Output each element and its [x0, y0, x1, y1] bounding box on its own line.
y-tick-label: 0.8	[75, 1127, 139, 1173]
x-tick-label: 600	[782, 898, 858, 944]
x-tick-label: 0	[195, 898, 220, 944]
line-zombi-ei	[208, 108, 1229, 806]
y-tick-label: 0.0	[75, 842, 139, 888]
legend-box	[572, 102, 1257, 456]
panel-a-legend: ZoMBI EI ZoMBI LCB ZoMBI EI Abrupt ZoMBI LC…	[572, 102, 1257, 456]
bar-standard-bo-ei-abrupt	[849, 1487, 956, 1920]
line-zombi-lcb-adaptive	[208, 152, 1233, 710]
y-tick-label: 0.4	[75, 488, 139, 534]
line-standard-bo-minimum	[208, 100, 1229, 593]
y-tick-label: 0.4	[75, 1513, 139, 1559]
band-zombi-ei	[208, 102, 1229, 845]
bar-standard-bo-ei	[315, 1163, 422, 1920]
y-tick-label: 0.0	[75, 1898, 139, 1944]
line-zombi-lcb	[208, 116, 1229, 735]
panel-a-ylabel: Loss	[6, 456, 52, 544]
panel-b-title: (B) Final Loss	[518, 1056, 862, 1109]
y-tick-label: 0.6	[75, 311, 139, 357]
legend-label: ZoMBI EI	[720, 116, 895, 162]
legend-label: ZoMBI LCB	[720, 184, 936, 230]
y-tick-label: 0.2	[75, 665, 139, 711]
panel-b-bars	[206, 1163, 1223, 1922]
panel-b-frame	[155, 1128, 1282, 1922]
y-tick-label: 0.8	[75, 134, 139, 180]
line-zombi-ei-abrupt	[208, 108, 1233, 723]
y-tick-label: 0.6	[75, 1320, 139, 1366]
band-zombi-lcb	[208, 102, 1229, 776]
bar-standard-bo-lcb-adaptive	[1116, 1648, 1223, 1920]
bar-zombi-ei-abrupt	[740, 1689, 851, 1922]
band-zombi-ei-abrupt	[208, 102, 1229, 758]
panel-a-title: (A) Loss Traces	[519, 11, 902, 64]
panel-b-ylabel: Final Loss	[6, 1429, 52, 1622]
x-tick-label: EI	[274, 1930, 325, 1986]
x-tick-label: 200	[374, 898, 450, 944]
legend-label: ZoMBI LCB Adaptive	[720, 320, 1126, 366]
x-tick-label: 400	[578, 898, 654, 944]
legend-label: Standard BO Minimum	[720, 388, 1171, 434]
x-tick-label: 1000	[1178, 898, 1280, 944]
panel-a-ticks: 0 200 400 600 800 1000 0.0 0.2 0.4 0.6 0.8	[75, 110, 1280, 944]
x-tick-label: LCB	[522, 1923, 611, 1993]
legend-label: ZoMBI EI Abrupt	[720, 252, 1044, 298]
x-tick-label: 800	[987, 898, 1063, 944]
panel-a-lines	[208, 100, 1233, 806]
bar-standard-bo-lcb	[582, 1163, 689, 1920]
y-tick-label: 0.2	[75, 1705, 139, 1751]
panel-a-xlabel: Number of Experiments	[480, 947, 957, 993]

════════════════════

→ Task to carry out: Copy out every line of the listing above without any changes.

→ Right answer:
Output each element and its [x0, y0, x1, y1] bounding box on its own line.
y-tick-label: 0.8	[75, 1127, 139, 1173]
x-tick-label: 600	[782, 898, 858, 944]
x-tick-label: 0	[195, 898, 220, 944]
line-zombi-ei	[208, 108, 1229, 806]
y-tick-label: 0.0	[75, 842, 139, 888]
legend-box	[572, 102, 1257, 456]
panel-a-legend: ZoMBI EI ZoMBI LCB ZoMBI EI Abrupt ZoMBI LC…	[572, 102, 1257, 456]
bar-standard-bo-ei-abrupt	[849, 1487, 956, 1920]
line-zombi-lcb-adaptive	[208, 152, 1233, 710]
y-tick-label: 0.4	[75, 488, 139, 534]
line-standard-bo-minimum	[208, 100, 1229, 593]
y-tick-label: 0.4	[75, 1513, 139, 1559]
band-zombi-ei	[208, 102, 1229, 845]
bar-standard-bo-ei	[315, 1163, 422, 1920]
y-tick-label: 0.0	[75, 1898, 139, 1944]
line-zombi-lcb	[208, 116, 1229, 735]
panel-a-ylabel: Loss	[6, 456, 52, 544]
panel-b-title: (B) Final Loss	[518, 1056, 862, 1109]
y-tick-label: 0.6	[75, 311, 139, 357]
legend-label: ZoMBI EI	[720, 116, 895, 162]
legend-label: ZoMBI LCB	[720, 184, 936, 230]
y-tick-label: 0.2	[75, 665, 139, 711]
panel-b-bars	[206, 1163, 1223, 1922]
panel-b-frame	[155, 1128, 1282, 1922]
y-tick-label: 0.8	[75, 134, 139, 180]
line-zombi-ei-abrupt	[208, 108, 1233, 723]
y-tick-label: 0.6	[75, 1320, 139, 1366]
band-zombi-lcb	[208, 102, 1229, 776]
bar-standard-bo-lcb-adaptive	[1116, 1648, 1223, 1920]
bar-zombi-ei-abrupt	[740, 1689, 851, 1922]
band-zombi-ei-abrupt	[208, 102, 1229, 758]
panel-a-title: (A) Loss Traces	[519, 11, 902, 64]
panel-b-ylabel: Final Loss	[6, 1429, 52, 1622]
x-tick-label: EI	[274, 1930, 325, 1986]
x-tick-label: 200	[374, 898, 450, 944]
legend-label: ZoMBI LCB Adaptive	[720, 320, 1126, 366]
x-tick-label: 400	[578, 898, 654, 944]
legend-label: Standard BO Minimum	[720, 388, 1171, 434]
x-tick-label: 1000	[1178, 898, 1280, 944]
panel-a-ticks: 0 200 400 600 800 1000 0.0 0.2 0.4 0.6 0.8	[75, 110, 1280, 944]
x-tick-label: LCB	[522, 1923, 611, 1993]
legend-label: ZoMBI EI Abrupt	[720, 252, 1044, 298]
x-tick-label: 800	[987, 898, 1063, 944]
panel-a-lines	[208, 100, 1233, 806]
bar-standard-bo-lcb	[582, 1163, 689, 1920]
y-tick-label: 0.2	[75, 1705, 139, 1751]
panel-a-xlabel: Number of Experiments	[480, 947, 957, 993]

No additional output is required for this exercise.